- **Required action**: In the records, find every line with the word "have" and copy it out.
- - - - - - -
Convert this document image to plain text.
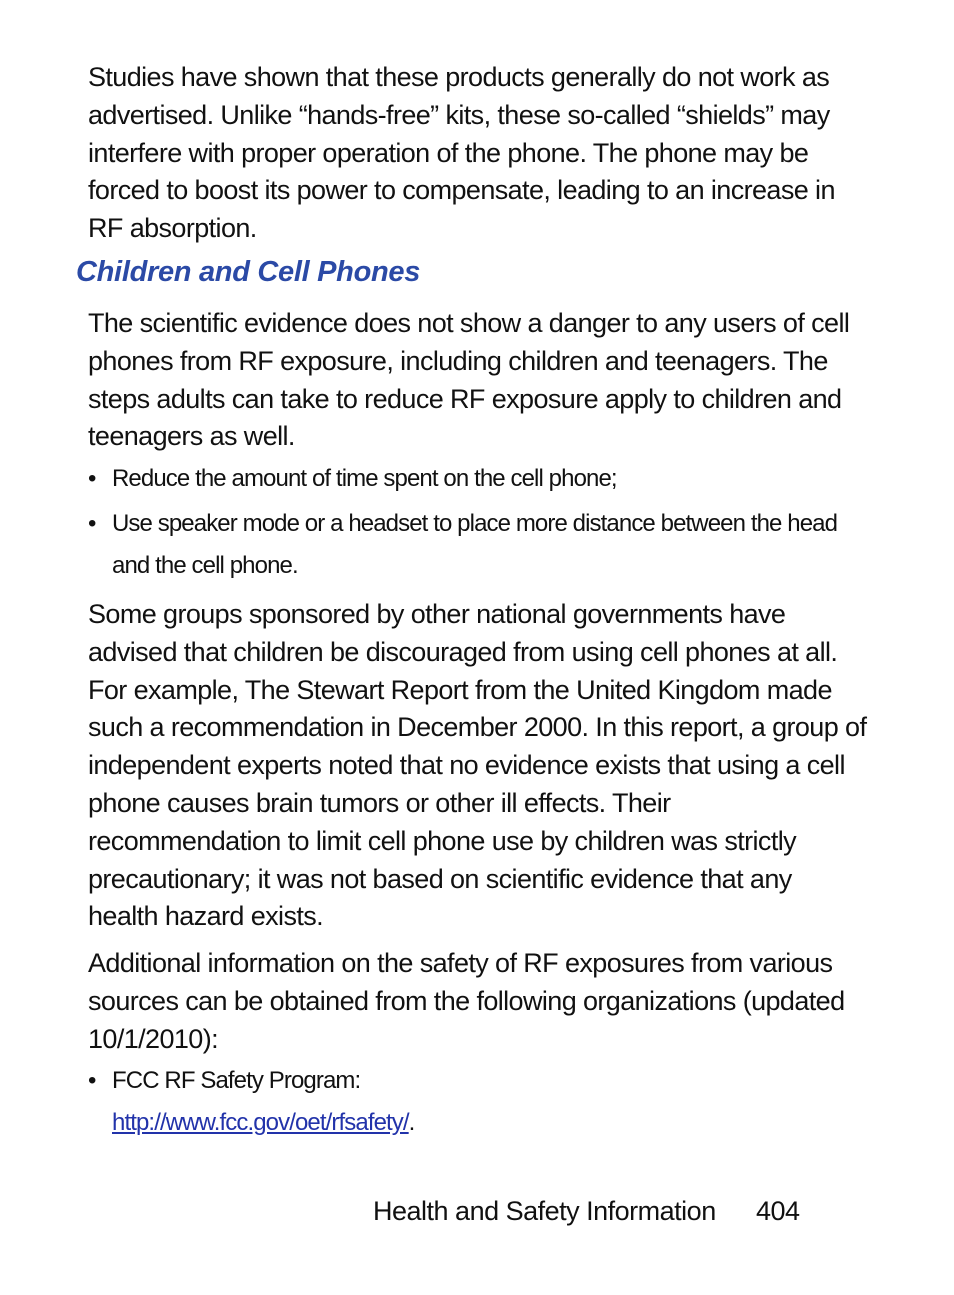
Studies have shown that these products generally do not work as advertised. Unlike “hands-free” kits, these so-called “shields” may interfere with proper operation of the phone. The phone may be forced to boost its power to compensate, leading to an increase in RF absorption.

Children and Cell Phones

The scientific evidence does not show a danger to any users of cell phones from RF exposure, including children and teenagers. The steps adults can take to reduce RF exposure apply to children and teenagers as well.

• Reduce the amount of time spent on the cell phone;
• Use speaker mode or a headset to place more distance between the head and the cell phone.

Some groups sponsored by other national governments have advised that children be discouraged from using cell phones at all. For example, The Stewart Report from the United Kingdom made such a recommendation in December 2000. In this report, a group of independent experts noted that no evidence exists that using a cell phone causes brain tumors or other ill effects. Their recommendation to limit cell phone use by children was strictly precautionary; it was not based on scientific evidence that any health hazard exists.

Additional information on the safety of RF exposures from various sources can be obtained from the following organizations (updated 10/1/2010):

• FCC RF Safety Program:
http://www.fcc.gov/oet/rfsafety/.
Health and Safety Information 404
- - - - - - -
- **Solution to this problem**:
Studies have shown that these products generally do not work as advertised. Unlike “hands-free” kits, these so-called “shields” may interfere with proper operation of the phone. The phone may be forced to boost its power to compensate, leading to an increase in RF absorption.
Some groups sponsored by other national governments have advised that children be discouraged from using cell phones at all. For example, The Stewart Report from the United Kingdom made such a recommendation in December 2000. In this report, a group of independent experts noted that no evidence exists that using a cell phone causes brain tumors or other ill effects. Their recommendation to limit cell phone use by children was strictly precautionary; it was not based on scientific evidence that any health hazard exists.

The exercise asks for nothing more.